## Exercise objective
Extend the model card for Qwopus3.5-27B-v3-Abliterated below, writing on from its final line.

## Text

---
license: apache-2.0
base_model:
  - Jackrong/Qwopus3.5-27B-v3
tags:
  - qwen3_5
  - qwopus
  - abliterated
  - uncensored
  - Claude
  - reasoning
  - chain-of-thought
  - conversational
  - gguf
language:
  - en
  - it
  - zh
pipeline_tag: text-generation
---

# Qwopus3.5-27B-v3-Abliterated

This is an **uncensored/abliterated** version of [Jackrong/Qwopus3.5-27B-v3](https://huggingface.co/Jackrong/Qwopus3.5-27B-v3), a Claude 4.6 Opus reasoning-distilled fine-tune of Qwen3.5-27B.

Abliteration removes the refusal behavior from the model without retraining, using activation contrast on harmful vs harmless prompts. The technique is based on [remove-refusals-with-transformers](https://github.com/Sumandora/remove-refusals-with-transformers).

Inspired to the amazing work done by [HuiHui-AI](https://huggingface.co/huihui-ai)

## Abliteration Details

- **Method:** Refusal direction ablation via activation contrast
- **Harmful prompts:** 512 from AdvBench (520 pool)

## Dataset content
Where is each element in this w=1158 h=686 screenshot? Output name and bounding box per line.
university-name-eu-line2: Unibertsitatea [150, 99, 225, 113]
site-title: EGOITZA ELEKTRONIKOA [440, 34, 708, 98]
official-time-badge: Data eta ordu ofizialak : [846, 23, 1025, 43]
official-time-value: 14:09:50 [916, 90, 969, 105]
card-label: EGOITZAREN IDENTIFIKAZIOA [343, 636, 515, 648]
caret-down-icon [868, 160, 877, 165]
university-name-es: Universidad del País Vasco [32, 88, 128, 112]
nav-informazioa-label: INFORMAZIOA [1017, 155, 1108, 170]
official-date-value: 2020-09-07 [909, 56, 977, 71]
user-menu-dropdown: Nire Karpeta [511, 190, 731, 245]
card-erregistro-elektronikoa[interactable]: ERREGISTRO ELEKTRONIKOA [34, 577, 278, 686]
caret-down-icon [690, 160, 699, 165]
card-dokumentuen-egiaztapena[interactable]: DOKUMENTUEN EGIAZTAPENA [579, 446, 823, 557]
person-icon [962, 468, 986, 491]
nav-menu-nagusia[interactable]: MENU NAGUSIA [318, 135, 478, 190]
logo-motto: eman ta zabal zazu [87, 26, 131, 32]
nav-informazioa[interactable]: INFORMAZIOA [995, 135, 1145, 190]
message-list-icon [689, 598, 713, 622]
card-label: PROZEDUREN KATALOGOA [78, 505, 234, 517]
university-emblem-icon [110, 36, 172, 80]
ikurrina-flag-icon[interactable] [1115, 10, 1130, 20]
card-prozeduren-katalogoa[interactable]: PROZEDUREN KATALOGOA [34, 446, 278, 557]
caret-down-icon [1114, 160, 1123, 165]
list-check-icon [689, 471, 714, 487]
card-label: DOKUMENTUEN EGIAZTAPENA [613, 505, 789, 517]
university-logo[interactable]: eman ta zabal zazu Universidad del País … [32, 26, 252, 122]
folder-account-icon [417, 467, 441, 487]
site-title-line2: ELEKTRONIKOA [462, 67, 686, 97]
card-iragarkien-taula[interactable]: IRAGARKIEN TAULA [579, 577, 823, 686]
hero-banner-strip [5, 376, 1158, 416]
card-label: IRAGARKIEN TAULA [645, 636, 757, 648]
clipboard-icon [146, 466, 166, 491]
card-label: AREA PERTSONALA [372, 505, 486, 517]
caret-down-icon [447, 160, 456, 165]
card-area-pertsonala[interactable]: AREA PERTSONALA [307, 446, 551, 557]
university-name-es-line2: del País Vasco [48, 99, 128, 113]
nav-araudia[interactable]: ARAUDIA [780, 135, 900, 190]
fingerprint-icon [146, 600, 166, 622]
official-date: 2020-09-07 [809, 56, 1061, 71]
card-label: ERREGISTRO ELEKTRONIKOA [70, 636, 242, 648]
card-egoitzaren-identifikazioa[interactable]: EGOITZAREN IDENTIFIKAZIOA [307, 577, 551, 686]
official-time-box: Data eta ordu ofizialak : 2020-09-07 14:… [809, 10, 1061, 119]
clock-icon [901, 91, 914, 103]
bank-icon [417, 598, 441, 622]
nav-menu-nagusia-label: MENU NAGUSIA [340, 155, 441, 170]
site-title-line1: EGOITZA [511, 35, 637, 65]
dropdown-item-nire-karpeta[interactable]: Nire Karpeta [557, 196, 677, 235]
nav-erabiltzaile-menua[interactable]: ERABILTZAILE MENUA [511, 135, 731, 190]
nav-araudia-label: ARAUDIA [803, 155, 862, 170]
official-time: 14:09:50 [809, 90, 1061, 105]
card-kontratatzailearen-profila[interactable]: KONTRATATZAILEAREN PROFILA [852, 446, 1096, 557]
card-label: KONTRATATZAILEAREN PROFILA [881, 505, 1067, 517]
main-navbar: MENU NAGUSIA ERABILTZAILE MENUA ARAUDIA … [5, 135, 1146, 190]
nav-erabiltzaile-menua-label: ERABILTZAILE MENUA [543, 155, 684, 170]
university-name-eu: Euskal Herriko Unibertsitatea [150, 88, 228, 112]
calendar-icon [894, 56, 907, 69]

## Reply
- **Harmless prompts:** 512 from Alpaca-cleaned (31.8K pool)
- **Refusal direction:** Layer 61/64 (strongest separation, norm: 158.28)
- **Ablated layers:** 2-61 (60 layers, skipping first 2 and last 2)
- **Ablated weights:** `self_attn.o_proj`, `linear_attn.o_proj`, `mlp.down_proj` (75 matrices modified)
- **Format:** BF16 safetensors (same as source model)

## Model Details

| Property | Value |
|---|---|
| Base Model | [Jackrong/Qwopus3.5-27B-v3](https://huggingface.co/Jackrong/Qwopus3.5-27B-v3) |
| Architecture | Qwen3.5 (hybrid attention + GatedDeltaNet) |
| Parameters | ~28B |
| Context Length | 131,072 tokens |
| Format | BF16 Safetensors + GGUF (F16, Q4_K_M) |
| License | Apache 2.0 |

## Usage (standard BF16/GGUF)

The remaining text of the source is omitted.